EXERCISE REQUIREMENTS » Repeat the records below word for word, but start at the line that contains "Output the text content of this document.", stop after the last line, and include nothing else.

==*==

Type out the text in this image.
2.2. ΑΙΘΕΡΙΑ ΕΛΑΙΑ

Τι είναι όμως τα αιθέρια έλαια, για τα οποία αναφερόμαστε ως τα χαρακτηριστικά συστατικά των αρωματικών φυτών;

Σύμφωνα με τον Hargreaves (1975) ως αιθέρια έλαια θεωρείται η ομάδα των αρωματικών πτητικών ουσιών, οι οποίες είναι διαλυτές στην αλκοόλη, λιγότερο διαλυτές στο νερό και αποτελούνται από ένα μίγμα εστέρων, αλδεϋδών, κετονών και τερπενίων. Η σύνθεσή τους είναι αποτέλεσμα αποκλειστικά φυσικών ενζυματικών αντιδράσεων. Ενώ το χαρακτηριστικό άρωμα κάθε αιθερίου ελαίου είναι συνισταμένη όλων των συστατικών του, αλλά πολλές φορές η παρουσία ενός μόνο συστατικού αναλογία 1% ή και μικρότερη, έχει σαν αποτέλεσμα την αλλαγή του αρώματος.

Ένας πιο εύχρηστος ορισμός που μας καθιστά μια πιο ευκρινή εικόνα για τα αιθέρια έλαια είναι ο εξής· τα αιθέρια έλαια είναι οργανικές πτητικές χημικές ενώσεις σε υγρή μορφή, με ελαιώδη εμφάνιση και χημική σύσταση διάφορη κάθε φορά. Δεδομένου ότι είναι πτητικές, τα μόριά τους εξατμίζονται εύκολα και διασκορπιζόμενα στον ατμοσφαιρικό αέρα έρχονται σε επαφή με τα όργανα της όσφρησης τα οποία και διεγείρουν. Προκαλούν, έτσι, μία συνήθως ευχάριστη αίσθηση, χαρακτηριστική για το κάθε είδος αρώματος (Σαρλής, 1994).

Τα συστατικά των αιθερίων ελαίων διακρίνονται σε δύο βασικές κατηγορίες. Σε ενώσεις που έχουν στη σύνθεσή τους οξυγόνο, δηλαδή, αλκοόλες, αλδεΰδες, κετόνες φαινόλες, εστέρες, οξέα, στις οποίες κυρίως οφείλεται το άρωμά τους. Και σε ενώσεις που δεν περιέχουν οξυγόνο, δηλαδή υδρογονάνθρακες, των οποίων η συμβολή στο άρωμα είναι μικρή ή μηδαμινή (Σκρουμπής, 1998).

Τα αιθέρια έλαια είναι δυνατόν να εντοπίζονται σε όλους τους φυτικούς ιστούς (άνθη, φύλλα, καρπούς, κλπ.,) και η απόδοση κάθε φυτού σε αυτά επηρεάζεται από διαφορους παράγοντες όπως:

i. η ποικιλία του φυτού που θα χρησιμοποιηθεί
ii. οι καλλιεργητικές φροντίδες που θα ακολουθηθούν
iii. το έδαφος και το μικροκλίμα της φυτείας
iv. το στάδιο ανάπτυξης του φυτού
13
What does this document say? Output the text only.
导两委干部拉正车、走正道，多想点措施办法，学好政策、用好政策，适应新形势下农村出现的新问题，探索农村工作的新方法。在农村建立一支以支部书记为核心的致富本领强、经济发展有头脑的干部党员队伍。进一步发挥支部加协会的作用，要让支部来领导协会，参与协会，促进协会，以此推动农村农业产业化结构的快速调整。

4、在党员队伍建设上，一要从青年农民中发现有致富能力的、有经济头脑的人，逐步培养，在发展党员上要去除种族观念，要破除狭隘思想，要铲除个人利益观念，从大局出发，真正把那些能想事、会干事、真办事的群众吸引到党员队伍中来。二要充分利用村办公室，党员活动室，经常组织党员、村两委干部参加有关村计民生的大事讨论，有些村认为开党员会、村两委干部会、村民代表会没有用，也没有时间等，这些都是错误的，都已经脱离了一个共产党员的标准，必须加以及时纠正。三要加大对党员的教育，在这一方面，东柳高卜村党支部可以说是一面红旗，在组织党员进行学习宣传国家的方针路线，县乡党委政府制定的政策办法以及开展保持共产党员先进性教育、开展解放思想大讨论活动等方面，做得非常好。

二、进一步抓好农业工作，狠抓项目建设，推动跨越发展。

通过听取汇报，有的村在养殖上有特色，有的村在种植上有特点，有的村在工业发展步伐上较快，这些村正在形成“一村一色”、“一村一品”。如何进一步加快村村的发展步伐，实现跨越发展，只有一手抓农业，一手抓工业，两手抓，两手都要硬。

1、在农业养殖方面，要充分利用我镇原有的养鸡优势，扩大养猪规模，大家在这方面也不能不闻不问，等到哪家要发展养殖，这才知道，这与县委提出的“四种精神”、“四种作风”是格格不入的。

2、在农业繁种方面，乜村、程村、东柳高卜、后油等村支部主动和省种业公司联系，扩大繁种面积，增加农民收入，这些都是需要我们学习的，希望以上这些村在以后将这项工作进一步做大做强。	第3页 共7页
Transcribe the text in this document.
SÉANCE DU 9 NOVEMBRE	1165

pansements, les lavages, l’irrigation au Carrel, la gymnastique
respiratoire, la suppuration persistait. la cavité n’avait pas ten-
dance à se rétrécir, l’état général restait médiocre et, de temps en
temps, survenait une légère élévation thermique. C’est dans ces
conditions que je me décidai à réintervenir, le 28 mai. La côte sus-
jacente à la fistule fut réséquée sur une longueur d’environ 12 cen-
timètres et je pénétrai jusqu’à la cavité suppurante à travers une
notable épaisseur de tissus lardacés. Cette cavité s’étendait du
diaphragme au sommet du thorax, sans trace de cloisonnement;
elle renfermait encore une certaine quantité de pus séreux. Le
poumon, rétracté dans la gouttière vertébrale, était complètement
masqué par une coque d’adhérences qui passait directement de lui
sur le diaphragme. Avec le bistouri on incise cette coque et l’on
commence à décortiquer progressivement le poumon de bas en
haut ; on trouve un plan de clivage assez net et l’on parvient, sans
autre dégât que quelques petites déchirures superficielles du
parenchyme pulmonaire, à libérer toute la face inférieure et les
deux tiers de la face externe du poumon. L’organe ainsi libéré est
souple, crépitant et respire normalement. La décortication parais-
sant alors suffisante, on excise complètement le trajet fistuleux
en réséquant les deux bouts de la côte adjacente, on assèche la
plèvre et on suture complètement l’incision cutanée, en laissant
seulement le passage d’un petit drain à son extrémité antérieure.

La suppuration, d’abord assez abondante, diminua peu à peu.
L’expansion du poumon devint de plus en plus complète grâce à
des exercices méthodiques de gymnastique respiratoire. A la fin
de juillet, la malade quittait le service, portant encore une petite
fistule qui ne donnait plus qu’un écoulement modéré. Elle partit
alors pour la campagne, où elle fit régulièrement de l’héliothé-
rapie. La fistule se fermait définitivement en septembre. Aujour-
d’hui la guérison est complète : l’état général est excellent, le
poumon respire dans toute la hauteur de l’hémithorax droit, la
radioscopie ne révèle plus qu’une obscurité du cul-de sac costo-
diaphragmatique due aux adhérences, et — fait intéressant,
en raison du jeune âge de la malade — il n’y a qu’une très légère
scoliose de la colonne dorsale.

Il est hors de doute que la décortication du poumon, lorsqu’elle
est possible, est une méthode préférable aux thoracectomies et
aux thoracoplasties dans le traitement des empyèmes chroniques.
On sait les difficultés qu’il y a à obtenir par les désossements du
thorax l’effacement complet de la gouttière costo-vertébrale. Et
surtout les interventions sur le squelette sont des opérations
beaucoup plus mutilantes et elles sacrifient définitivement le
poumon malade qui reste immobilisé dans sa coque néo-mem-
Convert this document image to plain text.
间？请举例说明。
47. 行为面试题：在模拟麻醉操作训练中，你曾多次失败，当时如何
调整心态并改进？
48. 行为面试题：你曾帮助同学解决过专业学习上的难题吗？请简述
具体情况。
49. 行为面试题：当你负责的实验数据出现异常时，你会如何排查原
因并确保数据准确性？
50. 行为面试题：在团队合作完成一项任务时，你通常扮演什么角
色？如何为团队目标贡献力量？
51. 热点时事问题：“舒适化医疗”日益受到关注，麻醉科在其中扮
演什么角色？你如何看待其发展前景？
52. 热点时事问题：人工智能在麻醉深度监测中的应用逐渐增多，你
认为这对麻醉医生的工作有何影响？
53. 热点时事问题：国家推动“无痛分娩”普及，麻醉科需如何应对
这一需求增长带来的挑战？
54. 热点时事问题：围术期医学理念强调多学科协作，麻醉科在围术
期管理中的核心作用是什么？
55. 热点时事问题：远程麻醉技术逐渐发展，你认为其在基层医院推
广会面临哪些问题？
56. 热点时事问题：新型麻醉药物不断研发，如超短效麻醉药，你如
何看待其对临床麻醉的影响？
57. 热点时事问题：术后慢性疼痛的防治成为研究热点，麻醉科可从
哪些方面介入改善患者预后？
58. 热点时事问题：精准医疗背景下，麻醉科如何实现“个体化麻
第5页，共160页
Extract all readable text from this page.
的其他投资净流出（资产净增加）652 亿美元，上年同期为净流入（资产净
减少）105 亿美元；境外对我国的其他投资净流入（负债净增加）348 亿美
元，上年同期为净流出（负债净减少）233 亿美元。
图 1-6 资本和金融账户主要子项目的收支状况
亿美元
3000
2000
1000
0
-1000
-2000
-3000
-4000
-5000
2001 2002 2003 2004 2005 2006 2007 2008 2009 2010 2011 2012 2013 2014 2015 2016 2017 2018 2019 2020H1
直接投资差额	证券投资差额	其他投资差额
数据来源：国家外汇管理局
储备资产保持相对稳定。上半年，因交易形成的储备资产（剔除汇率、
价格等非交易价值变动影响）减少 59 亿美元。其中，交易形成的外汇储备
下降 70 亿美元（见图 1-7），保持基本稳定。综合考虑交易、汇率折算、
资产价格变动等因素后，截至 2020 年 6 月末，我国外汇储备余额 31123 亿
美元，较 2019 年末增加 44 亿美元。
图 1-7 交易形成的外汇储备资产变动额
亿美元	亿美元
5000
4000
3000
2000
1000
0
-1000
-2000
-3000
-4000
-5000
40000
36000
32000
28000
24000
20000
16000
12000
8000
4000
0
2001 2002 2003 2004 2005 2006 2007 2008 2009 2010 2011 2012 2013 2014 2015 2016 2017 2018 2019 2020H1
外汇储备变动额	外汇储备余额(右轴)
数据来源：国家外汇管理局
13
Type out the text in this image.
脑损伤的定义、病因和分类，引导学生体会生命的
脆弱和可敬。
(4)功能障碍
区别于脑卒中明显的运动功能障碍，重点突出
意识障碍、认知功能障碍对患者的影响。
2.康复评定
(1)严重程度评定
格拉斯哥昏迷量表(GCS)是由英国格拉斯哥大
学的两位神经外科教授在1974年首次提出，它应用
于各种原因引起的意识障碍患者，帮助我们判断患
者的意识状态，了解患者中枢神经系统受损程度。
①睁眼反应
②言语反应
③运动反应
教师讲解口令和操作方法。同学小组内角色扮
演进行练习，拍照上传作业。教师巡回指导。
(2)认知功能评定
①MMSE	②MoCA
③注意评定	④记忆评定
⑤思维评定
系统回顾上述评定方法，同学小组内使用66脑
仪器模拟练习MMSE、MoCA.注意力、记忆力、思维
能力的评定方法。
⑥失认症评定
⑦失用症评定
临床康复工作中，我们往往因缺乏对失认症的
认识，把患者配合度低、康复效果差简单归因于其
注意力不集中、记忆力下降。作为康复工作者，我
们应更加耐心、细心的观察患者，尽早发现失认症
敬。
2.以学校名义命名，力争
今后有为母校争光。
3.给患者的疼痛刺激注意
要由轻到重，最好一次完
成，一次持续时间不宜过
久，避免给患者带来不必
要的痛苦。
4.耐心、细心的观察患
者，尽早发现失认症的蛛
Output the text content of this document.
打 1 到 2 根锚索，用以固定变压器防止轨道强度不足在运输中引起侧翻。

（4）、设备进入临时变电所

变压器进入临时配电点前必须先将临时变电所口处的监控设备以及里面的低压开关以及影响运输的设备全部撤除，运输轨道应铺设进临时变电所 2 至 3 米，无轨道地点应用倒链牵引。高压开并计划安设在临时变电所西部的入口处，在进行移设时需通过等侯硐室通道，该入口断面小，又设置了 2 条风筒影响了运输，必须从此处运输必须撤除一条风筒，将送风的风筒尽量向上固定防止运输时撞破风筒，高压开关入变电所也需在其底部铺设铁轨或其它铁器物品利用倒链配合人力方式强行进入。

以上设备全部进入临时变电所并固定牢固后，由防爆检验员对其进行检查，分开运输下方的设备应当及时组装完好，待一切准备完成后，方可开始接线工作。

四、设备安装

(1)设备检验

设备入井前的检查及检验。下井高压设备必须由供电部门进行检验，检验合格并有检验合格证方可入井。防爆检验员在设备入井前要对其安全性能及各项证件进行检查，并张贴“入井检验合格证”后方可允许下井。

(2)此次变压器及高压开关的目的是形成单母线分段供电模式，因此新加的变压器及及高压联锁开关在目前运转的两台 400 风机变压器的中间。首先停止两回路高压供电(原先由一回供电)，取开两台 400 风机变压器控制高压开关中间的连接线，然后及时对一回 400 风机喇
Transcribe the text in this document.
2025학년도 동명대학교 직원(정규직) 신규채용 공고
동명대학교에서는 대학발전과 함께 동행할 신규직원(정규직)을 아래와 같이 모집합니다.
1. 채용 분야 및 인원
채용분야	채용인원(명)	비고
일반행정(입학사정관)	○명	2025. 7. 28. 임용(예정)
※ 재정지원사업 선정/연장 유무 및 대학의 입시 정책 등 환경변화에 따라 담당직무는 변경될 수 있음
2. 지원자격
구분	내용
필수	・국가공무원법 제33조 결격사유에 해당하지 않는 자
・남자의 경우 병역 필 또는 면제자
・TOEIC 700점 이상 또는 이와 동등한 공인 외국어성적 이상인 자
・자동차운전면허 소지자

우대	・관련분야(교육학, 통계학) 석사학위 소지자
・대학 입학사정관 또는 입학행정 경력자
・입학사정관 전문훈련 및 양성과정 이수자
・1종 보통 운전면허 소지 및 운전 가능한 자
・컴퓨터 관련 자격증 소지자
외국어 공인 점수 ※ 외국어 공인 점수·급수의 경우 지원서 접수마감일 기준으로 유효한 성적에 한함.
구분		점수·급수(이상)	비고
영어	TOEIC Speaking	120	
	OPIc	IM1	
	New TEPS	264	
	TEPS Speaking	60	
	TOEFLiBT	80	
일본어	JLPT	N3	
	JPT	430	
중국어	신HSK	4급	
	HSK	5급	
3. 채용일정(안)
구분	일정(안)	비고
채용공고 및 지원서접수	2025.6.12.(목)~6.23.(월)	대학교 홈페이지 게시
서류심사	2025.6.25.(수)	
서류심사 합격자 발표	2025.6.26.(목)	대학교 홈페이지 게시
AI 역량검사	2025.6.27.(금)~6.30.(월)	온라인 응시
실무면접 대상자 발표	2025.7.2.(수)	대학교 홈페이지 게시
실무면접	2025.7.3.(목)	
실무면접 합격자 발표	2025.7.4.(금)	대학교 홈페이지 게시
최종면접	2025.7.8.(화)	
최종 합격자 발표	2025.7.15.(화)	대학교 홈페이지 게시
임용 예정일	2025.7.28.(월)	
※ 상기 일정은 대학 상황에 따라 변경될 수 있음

==*==

FINISHED EXERCISE »
Output the text content of this document.
打 1 到 2 根锚索，用以固定变压器防止轨道强度不足在运输中引起侧翻。

（4）、设备进入临时变电所

变压器进入临时配电点前必须先将临时变电所口处的监控设备以及里面的低压开关以及影响运输的设备全部撤除，运输轨道应铺设进临时变电所 2 至 3 米，无轨道地点应用倒链牵引。高压开并计划安设在临时变电所西部的入口处，在进行移设时需通过等侯硐室通道，该入口断面小，又设置了 2 条风筒影响了运输，必须从此处运输必须撤除一条风筒，将送风的风筒尽量向上固定防止运输时撞破风筒，高压开关入变电所也需在其底部铺设铁轨或其它铁器物品利用倒链配合人力方式强行进入。

以上设备全部进入临时变电所并固定牢固后，由防爆检验员对其进行检查，分开运输下方的设备应当及时组装完好，待一切准备完成后，方可开始接线工作。

四、设备安装

(1)设备检验

设备入井前的检查及检验。下井高压设备必须由供电部门进行检验，检验合格并有检验合格证方可入井。防爆检验员在设备入井前要对其安全性能及各项证件进行检查，并张贴“入井检验合格证”后方可允许下井。

(2)此次变压器及高压开关的目的是形成单母线分段供电模式，因此新加的变压器及及高压联锁开关在目前运转的两台 400 风机变压器的中间。首先停止两回路高压供电(原先由一回供电)，取开两台 400 风机变压器控制高压开关中间的连接线，然后及时对一回 400 风机喇
Transcribe the text in this document.
2025학년도 동명대학교 직원(정규직) 신규채용 공고
동명대학교에서는 대학발전과 함께 동행할 신규직원(정규직)을 아래와 같이 모집합니다.
1. 채용 분야 및 인원
채용분야	채용인원(명)	비고
일반행정(입학사정관)	○명	2025. 7. 28. 임용(예정)
※ 재정지원사업 선정/연장 유무 및 대학의 입시 정책 등 환경변화에 따라 담당직무는 변경될 수 있음
2. 지원자격
구분	내용
필수	・국가공무원법 제33조 결격사유에 해당하지 않는 자
・남자의 경우 병역 필 또는 면제자
・TOEIC 700점 이상 또는 이와 동등한 공인 외국어성적 이상인 자
・자동차운전면허 소지자

우대	・관련분야(교육학, 통계학) 석사학위 소지자
・대학 입학사정관 또는 입학행정 경력자
・입학사정관 전문훈련 및 양성과정 이수자
・1종 보통 운전면허 소지 및 운전 가능한 자
・컴퓨터 관련 자격증 소지자
외국어 공인 점수 ※ 외국어 공인 점수·급수의 경우 지원서 접수마감일 기준으로 유효한 성적에 한함.
구분		점수·급수(이상)	비고
영어	TOEIC Speaking	120	
	OPIc	IM1	
	New TEPS	264	
	TEPS Speaking	60	
	TOEFLiBT	80	
일본어	JLPT	N3	
	JPT	430	
중국어	신HSK	4급	
	HSK	5급	
3. 채용일정(안)
구분	일정(안)	비고
채용공고 및 지원서접수	2025.6.12.(목)~6.23.(월)	대학교 홈페이지 게시
서류심사	2025.6.25.(수)	
서류심사 합격자 발표	2025.6.26.(목)	대학교 홈페이지 게시
AI 역량검사	2025.6.27.(금)~6.30.(월)	온라인 응시
실무면접 대상자 발표	2025.7.2.(수)	대학교 홈페이지 게시
실무면접	2025.7.3.(목)	
실무면접 합격자 발표	2025.7.4.(금)	대학교 홈페이지 게시
최종면접	2025.7.8.(화)	
최종 합격자 발표	2025.7.15.(화)	대학교 홈페이지 게시
임용 예정일	2025.7.28.(월)	
※ 상기 일정은 대학 상황에 따라 변경될 수 있음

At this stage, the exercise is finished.